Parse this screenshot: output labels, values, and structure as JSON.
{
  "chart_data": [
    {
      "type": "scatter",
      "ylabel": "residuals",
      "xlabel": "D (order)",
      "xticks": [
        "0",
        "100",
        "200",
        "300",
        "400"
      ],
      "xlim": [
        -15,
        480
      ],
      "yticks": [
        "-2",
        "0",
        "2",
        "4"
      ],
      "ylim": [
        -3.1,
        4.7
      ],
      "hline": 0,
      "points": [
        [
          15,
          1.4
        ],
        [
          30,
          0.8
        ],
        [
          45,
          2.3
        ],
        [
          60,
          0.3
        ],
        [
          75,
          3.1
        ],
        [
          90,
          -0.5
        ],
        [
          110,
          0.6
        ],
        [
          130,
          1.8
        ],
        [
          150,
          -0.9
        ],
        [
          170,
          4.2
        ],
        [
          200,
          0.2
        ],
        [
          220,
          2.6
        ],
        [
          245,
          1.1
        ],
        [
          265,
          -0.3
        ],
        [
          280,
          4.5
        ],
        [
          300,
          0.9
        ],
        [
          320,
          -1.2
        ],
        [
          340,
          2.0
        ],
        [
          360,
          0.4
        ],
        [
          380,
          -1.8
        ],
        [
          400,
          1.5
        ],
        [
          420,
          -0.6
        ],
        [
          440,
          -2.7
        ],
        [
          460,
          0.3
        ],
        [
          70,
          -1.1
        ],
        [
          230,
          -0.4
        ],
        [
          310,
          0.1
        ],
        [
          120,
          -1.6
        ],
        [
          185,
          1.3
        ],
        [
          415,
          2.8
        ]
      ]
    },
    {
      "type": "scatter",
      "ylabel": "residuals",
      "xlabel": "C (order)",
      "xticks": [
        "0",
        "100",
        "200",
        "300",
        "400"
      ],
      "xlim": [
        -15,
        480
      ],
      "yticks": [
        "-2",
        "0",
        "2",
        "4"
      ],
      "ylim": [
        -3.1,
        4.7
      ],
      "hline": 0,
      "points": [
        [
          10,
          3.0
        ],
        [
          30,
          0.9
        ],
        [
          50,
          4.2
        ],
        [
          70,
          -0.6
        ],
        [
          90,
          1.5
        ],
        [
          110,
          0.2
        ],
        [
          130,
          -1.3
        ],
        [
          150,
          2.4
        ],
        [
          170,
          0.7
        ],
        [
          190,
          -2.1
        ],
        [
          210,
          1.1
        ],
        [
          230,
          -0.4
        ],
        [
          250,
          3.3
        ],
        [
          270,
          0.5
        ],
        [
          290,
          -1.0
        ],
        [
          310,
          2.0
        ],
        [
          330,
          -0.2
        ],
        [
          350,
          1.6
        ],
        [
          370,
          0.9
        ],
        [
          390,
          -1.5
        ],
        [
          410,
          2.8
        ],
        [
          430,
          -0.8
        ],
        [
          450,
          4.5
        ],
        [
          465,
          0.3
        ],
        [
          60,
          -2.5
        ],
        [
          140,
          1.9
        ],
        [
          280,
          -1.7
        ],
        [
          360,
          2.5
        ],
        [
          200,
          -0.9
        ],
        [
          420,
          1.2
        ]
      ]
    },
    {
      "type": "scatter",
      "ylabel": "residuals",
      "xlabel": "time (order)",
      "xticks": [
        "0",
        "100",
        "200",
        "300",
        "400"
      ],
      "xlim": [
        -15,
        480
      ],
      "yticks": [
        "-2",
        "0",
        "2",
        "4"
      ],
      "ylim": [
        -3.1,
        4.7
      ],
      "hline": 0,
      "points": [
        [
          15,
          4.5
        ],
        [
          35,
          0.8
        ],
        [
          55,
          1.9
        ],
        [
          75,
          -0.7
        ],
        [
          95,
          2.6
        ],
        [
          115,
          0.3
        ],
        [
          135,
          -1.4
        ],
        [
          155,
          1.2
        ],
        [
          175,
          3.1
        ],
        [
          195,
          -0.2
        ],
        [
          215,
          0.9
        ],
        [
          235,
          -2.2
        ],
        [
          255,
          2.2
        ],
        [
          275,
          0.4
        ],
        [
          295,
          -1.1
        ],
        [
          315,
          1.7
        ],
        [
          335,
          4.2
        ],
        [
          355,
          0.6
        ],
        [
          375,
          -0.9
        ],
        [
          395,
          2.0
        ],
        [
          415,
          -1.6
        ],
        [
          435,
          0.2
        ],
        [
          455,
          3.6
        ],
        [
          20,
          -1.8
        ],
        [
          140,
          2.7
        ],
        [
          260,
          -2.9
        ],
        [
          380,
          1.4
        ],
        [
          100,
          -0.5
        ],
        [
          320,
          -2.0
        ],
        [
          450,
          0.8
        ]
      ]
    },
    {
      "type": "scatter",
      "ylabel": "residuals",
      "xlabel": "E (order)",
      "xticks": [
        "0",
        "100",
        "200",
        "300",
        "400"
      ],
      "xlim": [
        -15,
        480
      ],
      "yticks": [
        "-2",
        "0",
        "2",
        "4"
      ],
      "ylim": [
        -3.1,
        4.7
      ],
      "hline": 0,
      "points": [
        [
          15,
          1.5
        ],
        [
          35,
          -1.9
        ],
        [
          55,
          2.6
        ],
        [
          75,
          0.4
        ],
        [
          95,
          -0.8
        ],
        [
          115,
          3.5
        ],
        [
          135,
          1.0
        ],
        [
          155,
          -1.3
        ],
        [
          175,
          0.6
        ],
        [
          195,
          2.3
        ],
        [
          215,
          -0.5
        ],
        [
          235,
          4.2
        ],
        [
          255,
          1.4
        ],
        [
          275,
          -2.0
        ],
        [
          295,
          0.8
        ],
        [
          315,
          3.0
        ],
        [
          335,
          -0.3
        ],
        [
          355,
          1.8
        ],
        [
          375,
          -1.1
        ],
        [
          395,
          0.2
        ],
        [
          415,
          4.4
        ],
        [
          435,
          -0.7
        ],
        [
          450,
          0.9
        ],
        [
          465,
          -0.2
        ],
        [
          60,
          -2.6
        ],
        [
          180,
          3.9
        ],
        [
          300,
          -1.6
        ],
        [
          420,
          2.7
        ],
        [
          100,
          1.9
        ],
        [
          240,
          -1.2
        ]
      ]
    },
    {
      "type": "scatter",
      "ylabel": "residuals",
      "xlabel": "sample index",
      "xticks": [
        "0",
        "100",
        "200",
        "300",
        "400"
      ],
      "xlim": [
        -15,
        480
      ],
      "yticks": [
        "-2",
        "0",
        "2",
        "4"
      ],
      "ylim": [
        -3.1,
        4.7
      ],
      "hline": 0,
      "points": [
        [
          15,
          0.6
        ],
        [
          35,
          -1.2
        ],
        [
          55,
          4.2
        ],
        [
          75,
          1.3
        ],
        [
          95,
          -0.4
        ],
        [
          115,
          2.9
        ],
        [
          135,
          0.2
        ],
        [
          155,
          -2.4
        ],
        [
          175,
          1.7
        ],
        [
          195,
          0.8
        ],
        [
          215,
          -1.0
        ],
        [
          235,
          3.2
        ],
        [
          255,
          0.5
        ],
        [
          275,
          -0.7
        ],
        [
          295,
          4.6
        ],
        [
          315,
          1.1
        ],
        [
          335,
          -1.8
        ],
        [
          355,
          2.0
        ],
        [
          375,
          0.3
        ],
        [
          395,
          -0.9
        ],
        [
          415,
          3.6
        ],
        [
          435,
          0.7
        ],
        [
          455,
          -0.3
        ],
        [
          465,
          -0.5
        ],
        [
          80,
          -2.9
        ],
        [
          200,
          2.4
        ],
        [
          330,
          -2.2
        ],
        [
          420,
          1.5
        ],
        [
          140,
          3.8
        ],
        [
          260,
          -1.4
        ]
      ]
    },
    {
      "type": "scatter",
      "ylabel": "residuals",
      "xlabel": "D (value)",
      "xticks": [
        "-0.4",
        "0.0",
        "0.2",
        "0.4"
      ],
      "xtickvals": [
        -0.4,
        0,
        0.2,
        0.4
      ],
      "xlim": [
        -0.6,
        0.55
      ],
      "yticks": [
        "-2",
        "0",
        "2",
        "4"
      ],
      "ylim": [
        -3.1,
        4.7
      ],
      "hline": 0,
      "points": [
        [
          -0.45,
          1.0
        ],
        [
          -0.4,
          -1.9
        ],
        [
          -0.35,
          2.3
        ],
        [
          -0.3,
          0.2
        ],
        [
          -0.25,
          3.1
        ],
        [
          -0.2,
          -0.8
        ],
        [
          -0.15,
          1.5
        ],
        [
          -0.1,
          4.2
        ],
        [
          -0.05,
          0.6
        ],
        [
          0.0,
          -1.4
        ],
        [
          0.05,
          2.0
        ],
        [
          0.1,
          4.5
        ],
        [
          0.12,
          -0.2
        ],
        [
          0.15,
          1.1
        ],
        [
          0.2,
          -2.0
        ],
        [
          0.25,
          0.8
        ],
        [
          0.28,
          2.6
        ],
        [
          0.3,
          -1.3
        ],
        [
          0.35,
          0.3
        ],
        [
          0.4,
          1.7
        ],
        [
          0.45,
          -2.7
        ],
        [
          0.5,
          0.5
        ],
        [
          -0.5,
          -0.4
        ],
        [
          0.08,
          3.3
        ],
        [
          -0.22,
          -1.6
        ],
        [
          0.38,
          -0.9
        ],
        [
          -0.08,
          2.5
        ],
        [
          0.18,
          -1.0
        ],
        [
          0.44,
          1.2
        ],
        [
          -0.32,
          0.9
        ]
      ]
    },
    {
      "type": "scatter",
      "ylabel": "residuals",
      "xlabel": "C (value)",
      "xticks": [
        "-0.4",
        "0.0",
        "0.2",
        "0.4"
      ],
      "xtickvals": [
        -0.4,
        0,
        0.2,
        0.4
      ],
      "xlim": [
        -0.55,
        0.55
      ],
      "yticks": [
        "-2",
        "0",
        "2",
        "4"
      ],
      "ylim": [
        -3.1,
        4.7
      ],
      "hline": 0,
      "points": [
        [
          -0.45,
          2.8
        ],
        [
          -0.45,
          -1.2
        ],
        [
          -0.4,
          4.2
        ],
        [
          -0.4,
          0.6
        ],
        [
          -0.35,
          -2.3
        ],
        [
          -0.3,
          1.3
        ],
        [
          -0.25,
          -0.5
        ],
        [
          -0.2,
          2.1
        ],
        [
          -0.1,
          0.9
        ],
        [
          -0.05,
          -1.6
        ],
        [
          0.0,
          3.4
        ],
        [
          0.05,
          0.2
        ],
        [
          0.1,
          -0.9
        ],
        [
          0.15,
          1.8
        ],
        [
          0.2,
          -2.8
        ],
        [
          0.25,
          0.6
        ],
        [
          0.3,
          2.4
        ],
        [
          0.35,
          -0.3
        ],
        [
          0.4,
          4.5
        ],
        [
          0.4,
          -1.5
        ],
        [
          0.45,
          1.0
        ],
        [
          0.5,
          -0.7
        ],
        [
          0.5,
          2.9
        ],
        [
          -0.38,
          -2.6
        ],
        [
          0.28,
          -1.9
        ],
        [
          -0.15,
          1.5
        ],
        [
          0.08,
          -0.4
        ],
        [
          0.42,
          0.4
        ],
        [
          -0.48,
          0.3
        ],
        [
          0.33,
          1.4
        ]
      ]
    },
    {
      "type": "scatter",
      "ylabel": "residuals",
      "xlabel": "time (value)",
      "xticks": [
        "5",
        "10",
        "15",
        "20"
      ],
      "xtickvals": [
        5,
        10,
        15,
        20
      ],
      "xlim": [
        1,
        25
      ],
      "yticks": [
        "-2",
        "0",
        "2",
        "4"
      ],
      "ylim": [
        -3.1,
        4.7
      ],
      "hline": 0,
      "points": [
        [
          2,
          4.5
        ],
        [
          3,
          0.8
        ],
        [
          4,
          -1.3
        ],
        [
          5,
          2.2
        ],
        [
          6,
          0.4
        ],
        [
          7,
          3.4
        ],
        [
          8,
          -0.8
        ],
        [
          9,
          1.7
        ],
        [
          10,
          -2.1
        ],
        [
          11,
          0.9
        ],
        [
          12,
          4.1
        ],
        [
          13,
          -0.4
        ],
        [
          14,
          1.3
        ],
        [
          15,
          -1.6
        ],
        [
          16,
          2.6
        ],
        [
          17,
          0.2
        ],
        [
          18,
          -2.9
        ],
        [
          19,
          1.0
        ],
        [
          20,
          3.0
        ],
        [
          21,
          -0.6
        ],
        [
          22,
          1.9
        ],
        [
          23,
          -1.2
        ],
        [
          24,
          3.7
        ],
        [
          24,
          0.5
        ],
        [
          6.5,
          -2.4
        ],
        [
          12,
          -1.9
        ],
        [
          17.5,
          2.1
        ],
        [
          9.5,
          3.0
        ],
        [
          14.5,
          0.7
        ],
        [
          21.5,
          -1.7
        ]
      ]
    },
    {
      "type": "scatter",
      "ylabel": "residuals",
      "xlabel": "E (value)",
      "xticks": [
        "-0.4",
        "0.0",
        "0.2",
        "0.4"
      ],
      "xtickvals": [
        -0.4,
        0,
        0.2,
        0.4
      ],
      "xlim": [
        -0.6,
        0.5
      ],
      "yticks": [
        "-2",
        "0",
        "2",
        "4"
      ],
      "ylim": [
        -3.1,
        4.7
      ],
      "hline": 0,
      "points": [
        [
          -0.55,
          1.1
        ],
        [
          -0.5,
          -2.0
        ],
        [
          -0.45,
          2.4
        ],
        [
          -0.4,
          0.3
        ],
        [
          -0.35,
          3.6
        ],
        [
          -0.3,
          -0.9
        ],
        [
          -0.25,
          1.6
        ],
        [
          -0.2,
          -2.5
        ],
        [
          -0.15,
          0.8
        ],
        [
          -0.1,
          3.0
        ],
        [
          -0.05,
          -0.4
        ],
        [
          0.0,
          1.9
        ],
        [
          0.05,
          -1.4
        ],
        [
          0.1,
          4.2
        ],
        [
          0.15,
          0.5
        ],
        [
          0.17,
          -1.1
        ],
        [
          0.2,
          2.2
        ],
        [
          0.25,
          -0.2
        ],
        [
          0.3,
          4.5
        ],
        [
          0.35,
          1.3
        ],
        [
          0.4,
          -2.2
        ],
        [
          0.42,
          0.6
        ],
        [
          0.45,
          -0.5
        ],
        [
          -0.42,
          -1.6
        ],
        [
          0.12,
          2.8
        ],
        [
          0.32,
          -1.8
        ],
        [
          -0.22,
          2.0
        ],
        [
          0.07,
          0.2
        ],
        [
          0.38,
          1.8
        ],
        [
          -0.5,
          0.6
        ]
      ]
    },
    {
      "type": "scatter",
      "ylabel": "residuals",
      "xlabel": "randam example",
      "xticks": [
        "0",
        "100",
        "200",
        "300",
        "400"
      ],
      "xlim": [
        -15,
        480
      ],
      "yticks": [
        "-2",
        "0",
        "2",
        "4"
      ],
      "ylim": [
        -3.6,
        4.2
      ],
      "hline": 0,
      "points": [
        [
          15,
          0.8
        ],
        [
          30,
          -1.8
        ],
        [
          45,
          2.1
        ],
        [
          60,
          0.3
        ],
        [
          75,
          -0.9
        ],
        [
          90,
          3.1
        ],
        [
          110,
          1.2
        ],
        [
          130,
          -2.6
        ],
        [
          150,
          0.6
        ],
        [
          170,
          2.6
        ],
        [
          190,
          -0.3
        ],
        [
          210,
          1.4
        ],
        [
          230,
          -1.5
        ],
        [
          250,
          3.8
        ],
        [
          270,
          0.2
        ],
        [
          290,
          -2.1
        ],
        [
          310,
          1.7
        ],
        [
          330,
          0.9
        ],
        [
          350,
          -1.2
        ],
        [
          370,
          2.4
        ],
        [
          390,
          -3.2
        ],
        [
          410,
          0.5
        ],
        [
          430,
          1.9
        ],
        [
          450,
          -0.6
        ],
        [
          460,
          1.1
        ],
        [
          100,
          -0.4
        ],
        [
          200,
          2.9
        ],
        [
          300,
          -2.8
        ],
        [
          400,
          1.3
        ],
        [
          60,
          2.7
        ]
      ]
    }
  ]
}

-=-=-=-=-

Gather up the lines containing the word "order" from these records and copy them.

### Solved exercise
      "xlabel": "D (order)",
      "xlabel": "C (order)",
      "xlabel": "time (order)",
      "xlabel": "E (order)",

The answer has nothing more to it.